Problem details:
Write the data below out exactly as it stands. Do not include the pictures.

(Data entries)
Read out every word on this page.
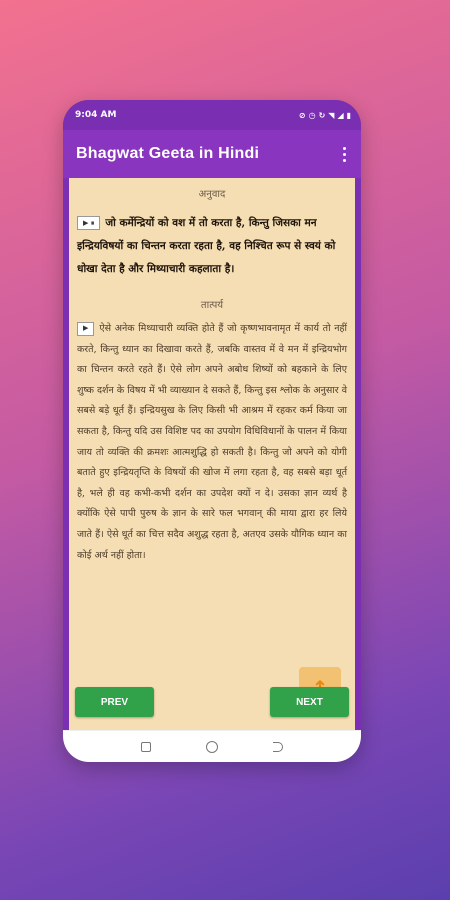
9:04 AM	⊘ ◷ ↻ ◥ ◢ ▮
Bhagwat Geeta in Hindi
अनुवाद
▶ ⏸ जो कर्मेन्द्रियों को वश में तो करता है, किन्तु जिसका मन इन्द्रियविषयों का चिन्तन करता रहता है, वह निश्चित रूप से स्वयं को धोखा देता है और मिथ्याचारी कहलाता है।
तात्पर्य
▶ ऐसे अनेक मिथ्याचारी व्यक्ति होते हैं जो कृष्णभावनामृत में कार्य तो नहीं करते, किन्तु ध्यान का दिखावा करते हैं, जबकि वास्तव में वे मन में इन्द्रियभोग का चिन्तन करते रहते हैं। ऐसे लोग अपने अबोध शिष्यों को बहकाने के लिए शुष्क दर्शन के विषय में भी व्याख्यान दे सकते हैं, किन्तु इस श्लोक के अनुसार वे सबसे बड़े धूर्त हैं। इन्द्रियसुख के लिए किसी भी आश्रम में रहकर कर्म किया जा सकता है, किन्तु यदि उस विशिष्ट पद का उपयोग विधिविधानों के पालन में किया जाय तो व्यक्ति की क्रमशः आत्मशुद्धि हो सकती है। किन्तु जो अपने को योगी बताते हुए इन्द्रियतृप्ति के विषयों की खोज में लगा रहता है, वह सबसे बड़ा धूर्त है, भले ही वह कभी-कभी दर्शन का उपदेश क्यों न दे। उसका ज्ञान व्यर्थ है क्योंकि ऐसे पापी पुरुष के ज्ञान के सारे फल भगवान् की माया द्वारा हर लिये जाते हैं। ऐसे धूर्त का चित्त सदैव अशुद्ध रहता है, अतएव उसके यौगिक ध्यान का कोई अर्थ नहीं होता।
PREV	NEXT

Completed exercise:
Read out every word on this page.
9:04 AM	⊘ ◷ ↻ ◥ ◢ ▮
Bhagwat Geeta in Hindi
अनुवाद
▶ ⏸ जो कर्मेन्द्रियों को वश में तो करता है, किन्तु जिसका मन इन्द्रियविषयों का चिन्तन करता रहता है, वह निश्चित रूप से स्वयं को धोखा देता है और मिथ्याचारी कहलाता है।
तात्पर्य
▶ ऐसे अनेक मिथ्याचारी व्यक्ति होते हैं जो कृष्णभावनामृत में कार्य तो नहीं करते, किन्तु ध्यान का दिखावा करते हैं, जबकि वास्तव में वे मन में इन्द्रियभोग का चिन्तन करते रहते हैं। ऐसे लोग अपने अबोध शिष्यों को बहकाने के लिए शुष्क दर्शन के विषय में भी व्याख्यान दे सकते हैं, किन्तु इस श्लोक के अनुसार वे सबसे बड़े धूर्त हैं। इन्द्रियसुख के लिए किसी भी आश्रम में रहकर कर्म किया जा सकता है, किन्तु यदि उस विशिष्ट पद का उपयोग विधिविधानों के पालन में किया जाय तो व्यक्ति की क्रमशः आत्मशुद्धि हो सकती है। किन्तु जो अपने को योगी बताते हुए इन्द्रियतृप्ति के विषयों की खोज में लगा रहता है, वह सबसे बड़ा धूर्त है, भले ही वह कभी-कभी दर्शन का उपदेश क्यों न दे। उसका ज्ञान व्यर्थ है क्योंकि ऐसे पापी पुरुष के ज्ञान के सारे फल भगवान् की माया द्वारा हर लिये जाते हैं। ऐसे धूर्त का चित्त सदैव अशुद्ध रहता है, अतएव उसके यौगिक ध्यान का कोई अर्थ नहीं होता।
PREV	NEXT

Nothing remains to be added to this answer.